Required task:
Give the entries again, word for word.

Data to use:
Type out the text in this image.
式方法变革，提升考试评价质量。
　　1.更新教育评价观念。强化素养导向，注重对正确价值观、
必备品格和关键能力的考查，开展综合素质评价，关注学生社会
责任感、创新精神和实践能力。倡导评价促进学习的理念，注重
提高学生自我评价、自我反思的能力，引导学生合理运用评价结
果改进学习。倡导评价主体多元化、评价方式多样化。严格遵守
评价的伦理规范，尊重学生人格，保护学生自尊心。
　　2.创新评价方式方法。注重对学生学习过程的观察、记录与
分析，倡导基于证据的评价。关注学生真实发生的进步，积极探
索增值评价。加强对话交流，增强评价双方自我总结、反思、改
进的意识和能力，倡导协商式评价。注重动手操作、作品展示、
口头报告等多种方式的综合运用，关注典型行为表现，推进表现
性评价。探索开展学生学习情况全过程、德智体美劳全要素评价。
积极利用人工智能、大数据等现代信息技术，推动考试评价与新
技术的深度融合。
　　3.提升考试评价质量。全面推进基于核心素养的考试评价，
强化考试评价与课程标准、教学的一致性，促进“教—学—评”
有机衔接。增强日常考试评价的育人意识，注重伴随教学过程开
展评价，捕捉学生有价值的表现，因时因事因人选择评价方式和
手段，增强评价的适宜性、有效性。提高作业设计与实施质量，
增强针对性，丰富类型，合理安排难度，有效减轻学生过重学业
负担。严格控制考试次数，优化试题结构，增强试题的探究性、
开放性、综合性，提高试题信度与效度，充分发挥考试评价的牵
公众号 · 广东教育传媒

Problem solution:
Type out the text in this image.
式方法变革，提升考试评价质量。
　　1.更新教育评价观念。强化素养导向，注重对正确价值观、
必备品格和关键能力的考查，开展综合素质评价，关注学生社会
责任感、创新精神和实践能力。倡导评价促进学习的理念，注重
提高学生自我评价、自我反思的能力，引导学生合理运用评价结
果改进学习。倡导评价主体多元化、评价方式多样化。严格遵守
评价的伦理规范，尊重学生人格，保护学生自尊心。
　　2.创新评价方式方法。注重对学生学习过程的观察、记录与
分析，倡导基于证据的评价。关注学生真实发生的进步，积极探
索增值评价。加强对话交流，增强评价双方自我总结、反思、改
进的意识和能力，倡导协商式评价。注重动手操作、作品展示、
口头报告等多种方式的综合运用，关注典型行为表现，推进表现
性评价。探索开展学生学习情况全过程、德智体美劳全要素评价。
积极利用人工智能、大数据等现代信息技术，推动考试评价与新
技术的深度融合。
　　3.提升考试评价质量。全面推进基于核心素养的考试评价，
强化考试评价与课程标准、教学的一致性，促进“教—学—评”
有机衔接。增强日常考试评价的育人意识，注重伴随教学过程开
展评价，捕捉学生有价值的表现，因时因事因人选择评价方式和
手段，增强评价的适宜性、有效性。提高作业设计与实施质量，
增强针对性，丰富类型，合理安排难度，有效减轻学生过重学业
负担。严格控制考试次数，优化试题结构，增强试题的探究性、
开放性、综合性，提高试题信度与效度，充分发挥考试评价的牵
公众号 · 广东教育传媒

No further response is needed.